— start of DATA EXTRACT —

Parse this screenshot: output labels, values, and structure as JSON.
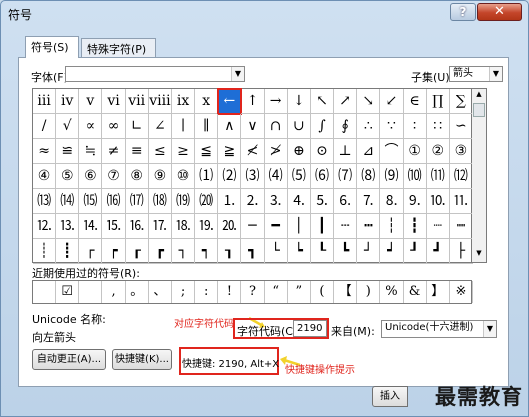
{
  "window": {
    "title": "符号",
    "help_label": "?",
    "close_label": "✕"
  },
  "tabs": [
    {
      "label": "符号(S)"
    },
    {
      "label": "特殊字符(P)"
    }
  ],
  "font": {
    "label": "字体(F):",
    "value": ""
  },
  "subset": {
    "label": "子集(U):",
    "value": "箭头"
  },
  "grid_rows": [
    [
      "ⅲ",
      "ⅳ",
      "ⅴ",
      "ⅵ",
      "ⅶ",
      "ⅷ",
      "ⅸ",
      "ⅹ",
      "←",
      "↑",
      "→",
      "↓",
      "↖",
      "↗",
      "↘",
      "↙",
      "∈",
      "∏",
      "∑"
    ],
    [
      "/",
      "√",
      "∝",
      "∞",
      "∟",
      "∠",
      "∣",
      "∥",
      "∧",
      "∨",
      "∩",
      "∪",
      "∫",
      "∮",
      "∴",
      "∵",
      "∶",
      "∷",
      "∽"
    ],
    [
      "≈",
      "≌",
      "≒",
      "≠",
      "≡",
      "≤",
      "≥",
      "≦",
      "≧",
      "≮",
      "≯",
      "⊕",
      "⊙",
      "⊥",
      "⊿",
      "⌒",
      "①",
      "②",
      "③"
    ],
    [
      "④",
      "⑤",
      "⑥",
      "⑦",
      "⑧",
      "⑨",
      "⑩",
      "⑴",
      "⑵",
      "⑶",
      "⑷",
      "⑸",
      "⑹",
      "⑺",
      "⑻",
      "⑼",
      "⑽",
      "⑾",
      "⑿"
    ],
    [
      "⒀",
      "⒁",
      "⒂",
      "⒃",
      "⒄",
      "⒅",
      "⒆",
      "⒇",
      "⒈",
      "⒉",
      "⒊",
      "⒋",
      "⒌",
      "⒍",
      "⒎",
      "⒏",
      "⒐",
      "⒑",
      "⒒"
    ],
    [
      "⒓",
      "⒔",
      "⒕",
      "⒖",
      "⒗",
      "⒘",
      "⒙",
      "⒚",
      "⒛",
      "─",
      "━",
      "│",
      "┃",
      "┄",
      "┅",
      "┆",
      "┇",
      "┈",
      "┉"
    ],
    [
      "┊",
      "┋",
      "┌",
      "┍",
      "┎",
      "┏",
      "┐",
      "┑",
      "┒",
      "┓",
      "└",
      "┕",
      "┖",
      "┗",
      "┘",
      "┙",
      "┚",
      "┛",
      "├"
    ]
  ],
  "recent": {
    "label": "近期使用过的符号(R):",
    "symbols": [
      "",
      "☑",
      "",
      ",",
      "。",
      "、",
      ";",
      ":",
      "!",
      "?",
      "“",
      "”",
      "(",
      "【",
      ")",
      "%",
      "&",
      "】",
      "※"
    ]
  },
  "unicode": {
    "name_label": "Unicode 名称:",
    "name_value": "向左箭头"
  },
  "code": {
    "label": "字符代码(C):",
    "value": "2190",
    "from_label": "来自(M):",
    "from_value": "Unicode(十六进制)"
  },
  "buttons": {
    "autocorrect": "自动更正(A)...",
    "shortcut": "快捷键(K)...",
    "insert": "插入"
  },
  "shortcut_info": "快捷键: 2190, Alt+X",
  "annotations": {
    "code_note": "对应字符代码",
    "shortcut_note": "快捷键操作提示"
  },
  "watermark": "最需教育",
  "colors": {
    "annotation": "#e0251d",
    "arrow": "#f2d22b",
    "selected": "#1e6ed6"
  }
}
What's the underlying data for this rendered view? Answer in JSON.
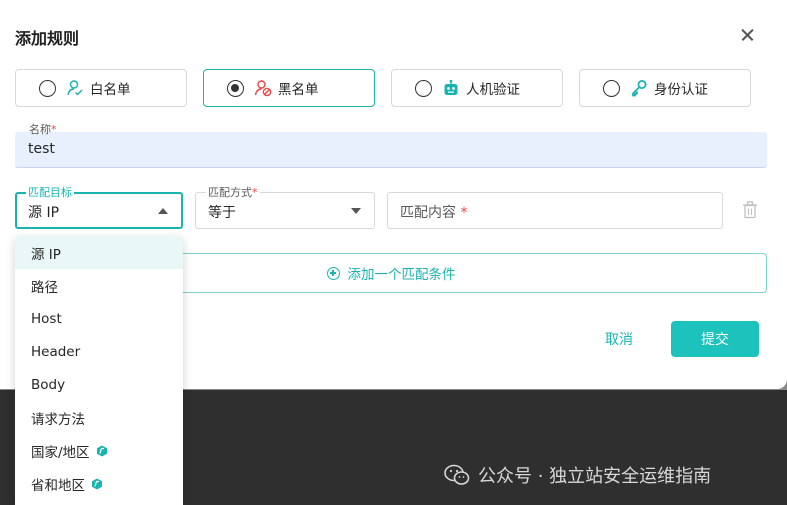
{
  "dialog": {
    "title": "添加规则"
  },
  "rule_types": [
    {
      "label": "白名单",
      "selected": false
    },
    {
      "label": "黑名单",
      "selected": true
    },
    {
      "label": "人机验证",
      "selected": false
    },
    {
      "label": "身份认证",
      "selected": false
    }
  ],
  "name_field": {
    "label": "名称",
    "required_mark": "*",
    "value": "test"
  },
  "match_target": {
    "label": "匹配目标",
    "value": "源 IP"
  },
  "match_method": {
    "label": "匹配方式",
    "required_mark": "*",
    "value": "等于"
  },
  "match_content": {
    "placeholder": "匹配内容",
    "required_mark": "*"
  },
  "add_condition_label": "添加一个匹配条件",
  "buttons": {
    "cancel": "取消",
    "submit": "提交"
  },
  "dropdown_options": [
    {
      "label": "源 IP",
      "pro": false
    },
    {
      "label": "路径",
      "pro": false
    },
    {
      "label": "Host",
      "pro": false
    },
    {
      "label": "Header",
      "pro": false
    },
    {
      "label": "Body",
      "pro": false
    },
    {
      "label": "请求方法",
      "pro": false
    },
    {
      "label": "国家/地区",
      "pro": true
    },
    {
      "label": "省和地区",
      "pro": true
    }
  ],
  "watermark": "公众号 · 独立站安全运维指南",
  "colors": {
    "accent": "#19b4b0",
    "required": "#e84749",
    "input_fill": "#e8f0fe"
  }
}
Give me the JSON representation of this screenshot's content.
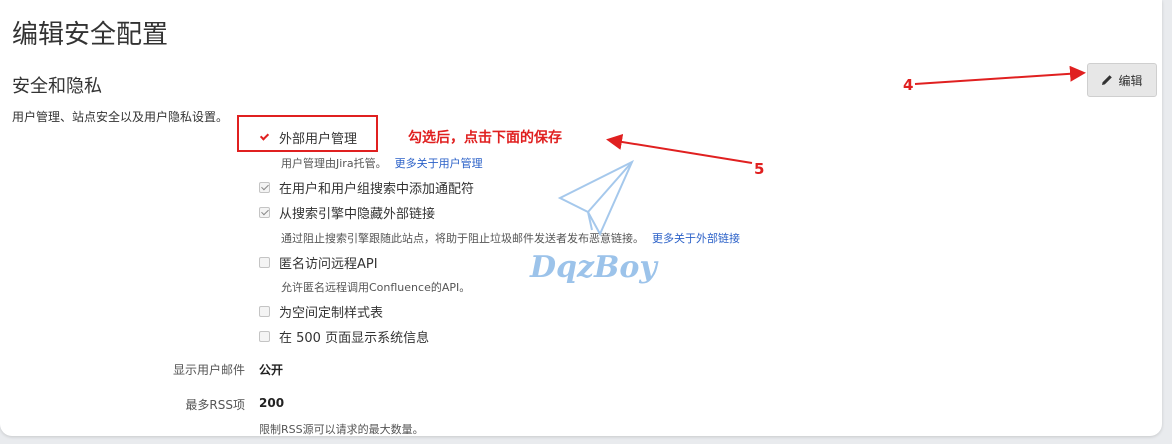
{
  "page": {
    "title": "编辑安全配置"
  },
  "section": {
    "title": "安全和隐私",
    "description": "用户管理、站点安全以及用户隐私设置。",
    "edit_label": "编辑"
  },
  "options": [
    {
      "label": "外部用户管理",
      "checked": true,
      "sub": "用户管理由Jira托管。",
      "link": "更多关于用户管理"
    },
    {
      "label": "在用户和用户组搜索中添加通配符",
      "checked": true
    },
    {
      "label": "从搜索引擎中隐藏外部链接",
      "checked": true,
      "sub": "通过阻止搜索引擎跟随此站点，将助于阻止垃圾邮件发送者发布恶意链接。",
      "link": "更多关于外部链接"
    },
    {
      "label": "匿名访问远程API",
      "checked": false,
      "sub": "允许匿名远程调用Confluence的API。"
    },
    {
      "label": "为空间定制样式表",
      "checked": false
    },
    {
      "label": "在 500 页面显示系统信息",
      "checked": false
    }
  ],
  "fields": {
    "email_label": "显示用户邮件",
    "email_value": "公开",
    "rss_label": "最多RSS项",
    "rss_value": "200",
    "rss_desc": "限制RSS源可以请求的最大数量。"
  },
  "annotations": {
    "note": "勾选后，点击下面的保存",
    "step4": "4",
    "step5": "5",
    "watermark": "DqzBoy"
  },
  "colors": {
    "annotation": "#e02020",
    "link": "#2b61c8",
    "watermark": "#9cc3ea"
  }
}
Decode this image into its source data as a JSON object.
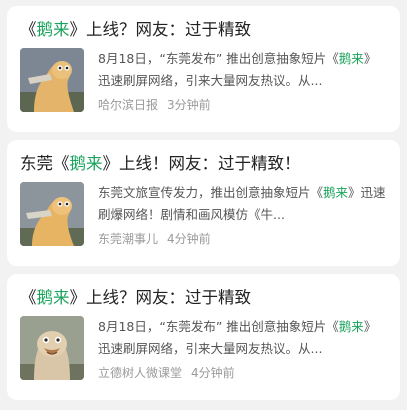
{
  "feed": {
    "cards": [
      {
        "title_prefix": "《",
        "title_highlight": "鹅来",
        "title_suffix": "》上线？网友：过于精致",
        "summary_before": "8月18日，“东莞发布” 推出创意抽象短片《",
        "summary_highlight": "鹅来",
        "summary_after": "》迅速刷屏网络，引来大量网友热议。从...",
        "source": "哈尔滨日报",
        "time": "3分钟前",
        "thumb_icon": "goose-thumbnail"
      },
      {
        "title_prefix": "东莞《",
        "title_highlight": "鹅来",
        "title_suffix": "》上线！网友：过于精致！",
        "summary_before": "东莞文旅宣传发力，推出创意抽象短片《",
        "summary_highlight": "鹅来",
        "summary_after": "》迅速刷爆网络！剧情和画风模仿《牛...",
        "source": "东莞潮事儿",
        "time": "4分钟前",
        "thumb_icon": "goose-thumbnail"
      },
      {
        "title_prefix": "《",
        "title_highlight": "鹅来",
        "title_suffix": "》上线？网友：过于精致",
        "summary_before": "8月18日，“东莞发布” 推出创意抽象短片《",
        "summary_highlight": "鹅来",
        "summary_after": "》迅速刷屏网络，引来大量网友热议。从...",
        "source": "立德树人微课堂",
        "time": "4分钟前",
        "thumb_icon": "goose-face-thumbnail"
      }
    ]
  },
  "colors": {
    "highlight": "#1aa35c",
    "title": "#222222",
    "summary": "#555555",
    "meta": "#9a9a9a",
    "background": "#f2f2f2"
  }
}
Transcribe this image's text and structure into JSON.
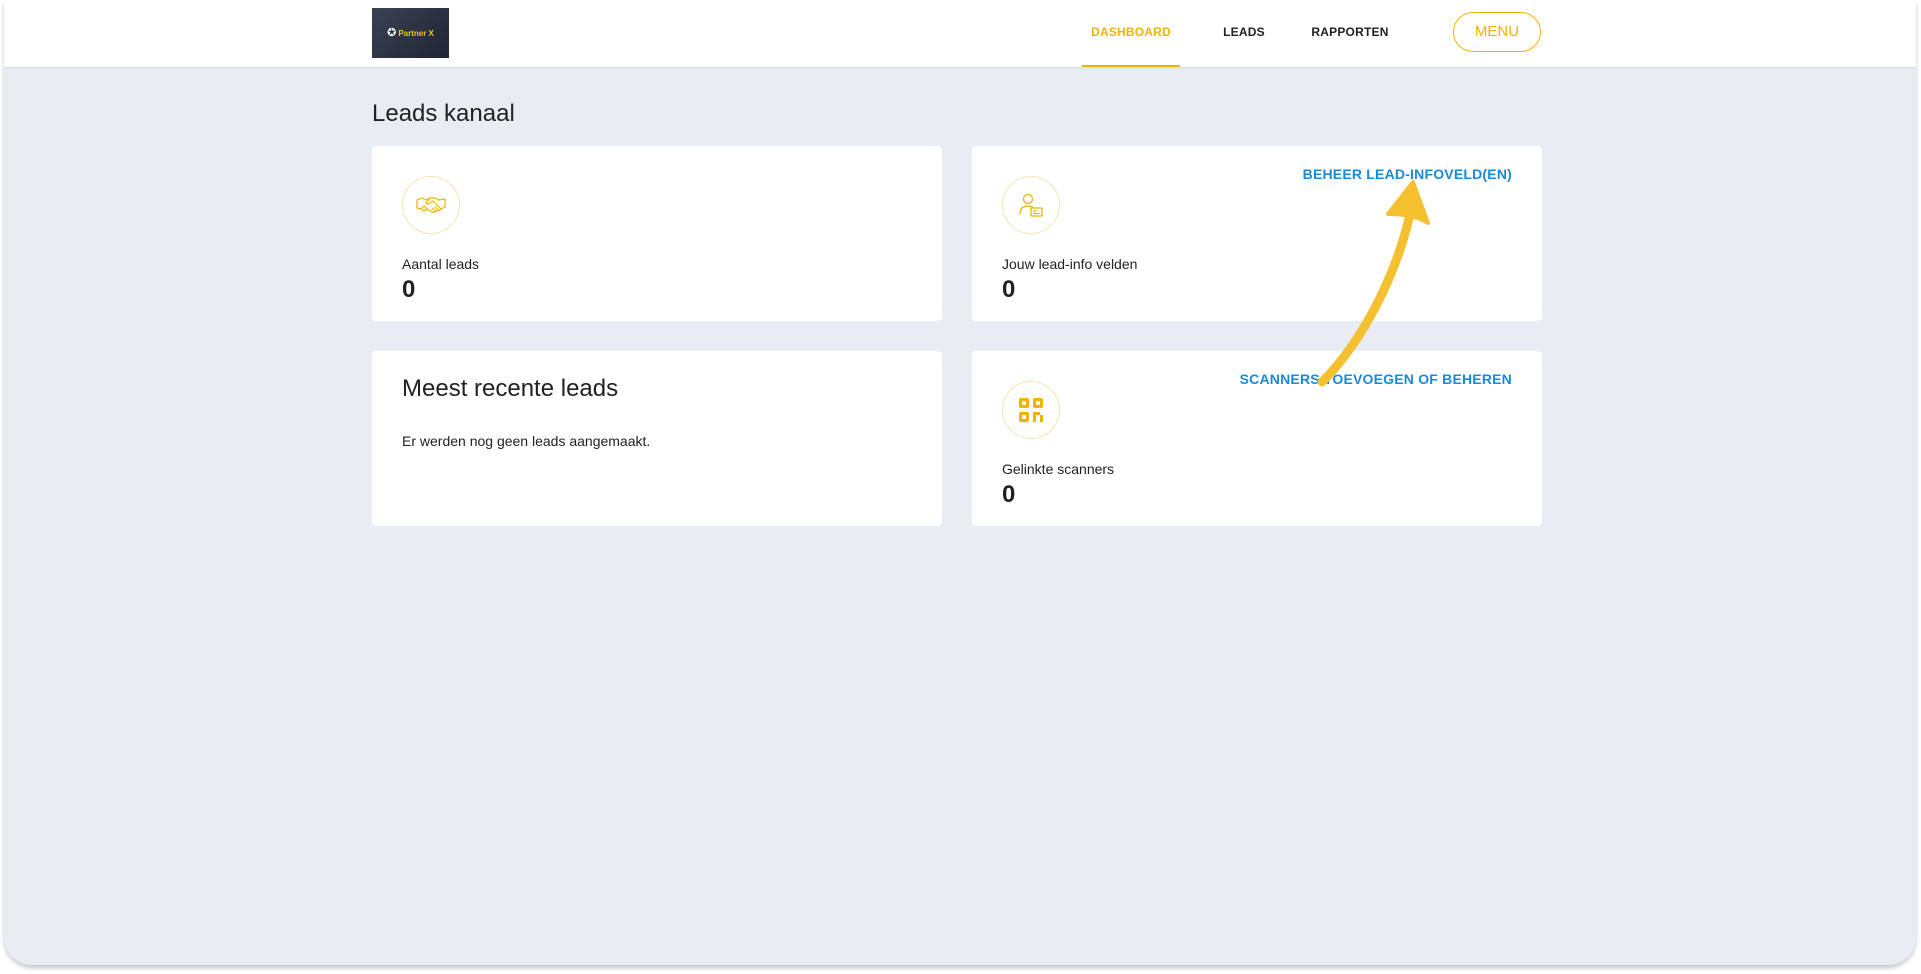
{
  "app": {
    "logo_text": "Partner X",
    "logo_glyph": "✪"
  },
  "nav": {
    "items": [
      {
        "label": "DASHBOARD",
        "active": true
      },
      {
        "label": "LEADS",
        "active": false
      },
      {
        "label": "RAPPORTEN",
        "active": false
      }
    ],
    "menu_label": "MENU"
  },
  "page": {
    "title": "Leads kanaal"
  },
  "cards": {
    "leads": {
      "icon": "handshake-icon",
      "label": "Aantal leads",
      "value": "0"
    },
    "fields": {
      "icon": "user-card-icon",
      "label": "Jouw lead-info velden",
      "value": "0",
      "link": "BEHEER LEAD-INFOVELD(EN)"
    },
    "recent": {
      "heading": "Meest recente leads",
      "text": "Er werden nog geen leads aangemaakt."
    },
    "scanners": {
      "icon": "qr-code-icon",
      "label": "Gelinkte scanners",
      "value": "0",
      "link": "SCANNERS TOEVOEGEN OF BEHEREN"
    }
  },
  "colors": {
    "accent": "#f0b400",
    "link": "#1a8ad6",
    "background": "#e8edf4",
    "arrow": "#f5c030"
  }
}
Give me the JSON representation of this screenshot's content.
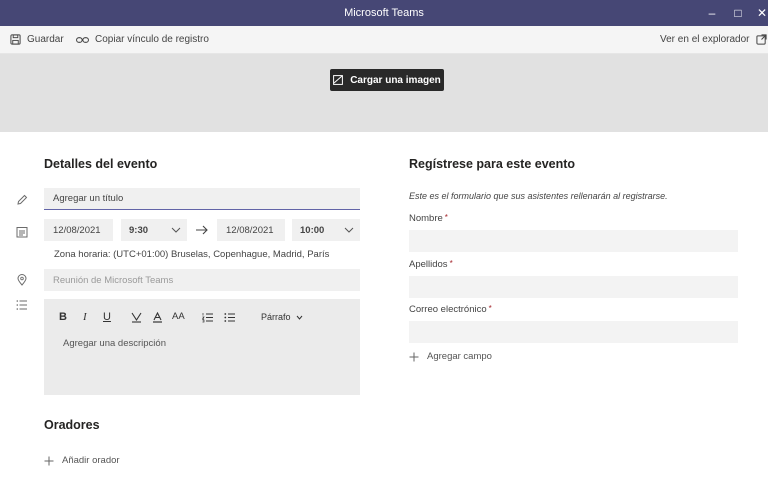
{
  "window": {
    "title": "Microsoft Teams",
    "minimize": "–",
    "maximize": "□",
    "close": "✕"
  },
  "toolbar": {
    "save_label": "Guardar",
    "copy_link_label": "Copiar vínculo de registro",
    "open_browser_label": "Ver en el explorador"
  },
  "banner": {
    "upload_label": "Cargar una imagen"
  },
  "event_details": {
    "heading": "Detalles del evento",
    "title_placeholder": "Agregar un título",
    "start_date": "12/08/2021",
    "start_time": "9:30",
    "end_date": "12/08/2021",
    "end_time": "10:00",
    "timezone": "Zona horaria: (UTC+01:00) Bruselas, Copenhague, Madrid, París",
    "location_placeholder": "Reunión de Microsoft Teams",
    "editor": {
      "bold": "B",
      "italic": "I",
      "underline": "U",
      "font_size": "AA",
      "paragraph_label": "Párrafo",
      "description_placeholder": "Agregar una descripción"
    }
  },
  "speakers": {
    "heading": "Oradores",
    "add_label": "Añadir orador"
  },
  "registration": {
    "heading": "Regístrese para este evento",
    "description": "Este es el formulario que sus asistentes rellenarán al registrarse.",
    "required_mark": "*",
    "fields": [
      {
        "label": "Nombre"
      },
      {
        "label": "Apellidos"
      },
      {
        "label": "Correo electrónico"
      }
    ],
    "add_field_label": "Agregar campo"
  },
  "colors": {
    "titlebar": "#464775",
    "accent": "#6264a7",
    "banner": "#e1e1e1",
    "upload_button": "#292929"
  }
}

— end of DATA EXTRACT —

In the material above, find each line that contains the word "this", and select it.

Parse this screenshot: output labels, values, and structure as JSON.
What's the underlying data for this rendered view? Answer in JSON.
Give me the JSON representation of this screenshot's content.
Decode this image into its source data as a JSON object.
Transcribe this image's text and structure into JSON.
Give me the JSON representation of this screenshot's content.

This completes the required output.